### [İstenenler]
A – Kıbrıs-AB ilişkileri metninde "1. AKEL’in uzun yıllardır" sözcükleriyle başlayan paragrafı, temel bilgilerini koruyarak daha kısa biçimde yeniden yazın.
B – Kıbrıs-AB ilişkileri metninde "1. AKEL’in uzun" sözcüklerini içeren ifadeyle açılıp "hedeflenmesi gerektiğini belirtmişti." ile kapanan bölümü hiçbir değişiklik yapmadan yazdırın.

─── Belge Bölümü

17 Mayıs 2015 Pazar

AKEL’İN 18. KONGRESİNDE ONAYLANAN KIBRIS-AVRUPA BİRLİĞİ İLİŞKİLERİNE EN SON BAKIŞI


            1. AKEL’in uzun yıllardır kongre kararları ile Kıbrıs’ın Avrupa Birliği’ne karşı olduğu bilinir. AKEL bu tavrını, Makarios hükümeti Avrupa Ekonomik Topluluğu ile Gümrük Birliği perspektifi doğrultusunda birlik anlaşması arzusu ifade ettiği 60’lı yılların başında açıklamıştı. AKEL o dönem siyasi ve ekonomik nedenlerden dolayı AET ile birliğe gidilmesinden kaçınılması gerektiğini ve bunun yerine eşit ticaret antlaşmaları imzalanmasının hedeflenmesi gerektiğini belirtmişti.
            Partinin o dönem belirlediği tezinin özü, o gün geçerli olan nedenlerden dolayı bugün de geçerlidir. AKEL birlik anlaşmasının ikinci evresinin, yani Gümrük Birliği’nin yaşama geçmesine ve Vasiliyu hükümetinin AET’ye tam üyelik başvurusunda bulunmasına karşı çıktı.
            Partinin bu tavrına dayanak olan üç temel nokta vardı:
            a. Kıbrısın uluslarası politika seçenekleri, yani bağlantısızlık politikası, SSCB ve diğer sosyalist ülke yardımlarına dayanma politikası, AET’nin sadece ekonomik bir birlik olması yanısıra Kuzey Atlantik Paktı (NATO)’nın Avrupa’daki uzantısı olması nedeniyle çelişen bir politika olurdu.

──────
─── Verilen Malzeme

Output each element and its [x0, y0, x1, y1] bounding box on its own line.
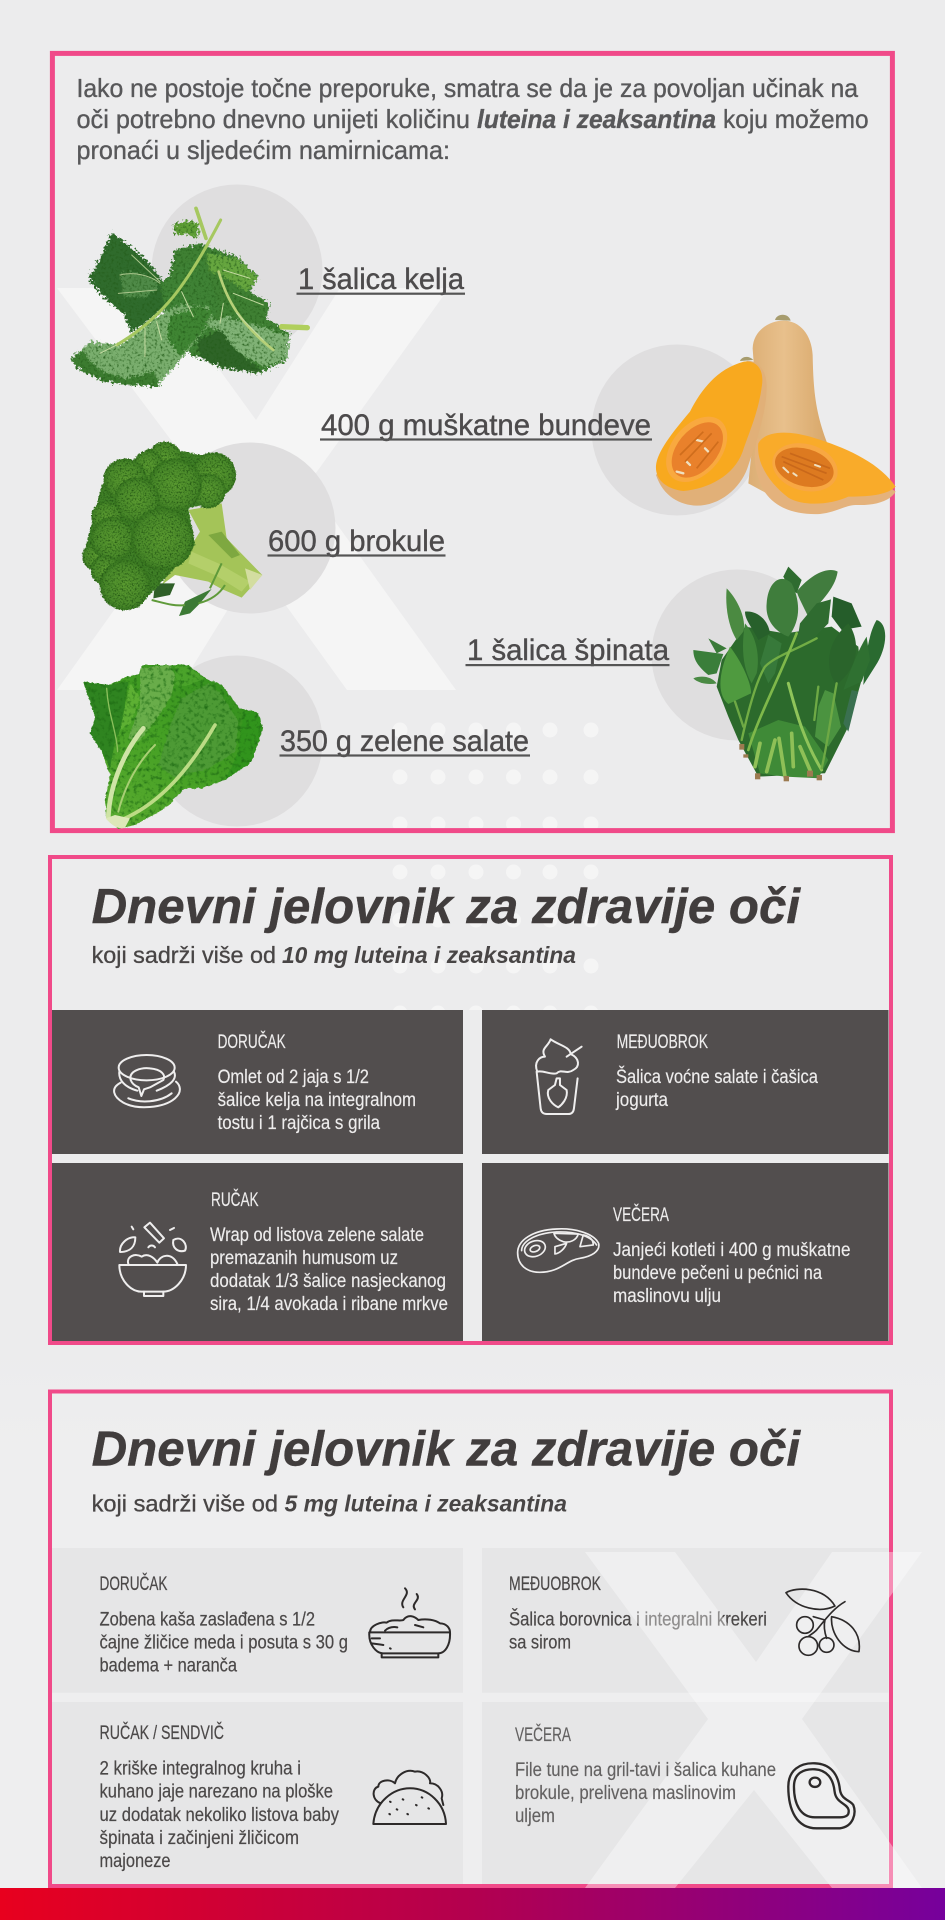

──────

### [Görev Yanıtları]
A – AKEL'in uzun yıllardır kongre kararlarıyla Kıbrıs'ın Avrupa Birliği'ne karşı olduğu bilinir. Parti bu tavrını, Makarios hükümetinin Gümrük Birliği perspektifiyle AET ile birlik anlaşması arzusunu dile getirdiği 60'lı yılların başında açıkladı. O dönem AKEL, siyasi ve ekonomik nedenlerle AET ile birliğe gidilmemesini, bunun yerine eşit ticaret antlaşmalarının hedeflenmesini savundu.

B –
1. AKEL’in uzun yıllardır kongre kararları ile Kıbrıs’ın Avrupa Birliği’ne karşı olduğu bilinir. AKEL bu tavrını, Makarios hükümeti Avrupa Ekonomik Topluluğu ile Gümrük Birliği perspektifi doğrultusunda birlik anlaşması arzusu ifade ettiği 60’lı yılların başında açıklamıştı. AKEL o dönem siyasi ve ekonomik nedenlerden dolayı AET ile birliğe gidilmesinden kaçınılması gerektiğini ve bunun yerine eşit ticaret antlaşmaları imzalanmasının hedeflenmesi gerektiğini belirtmişti.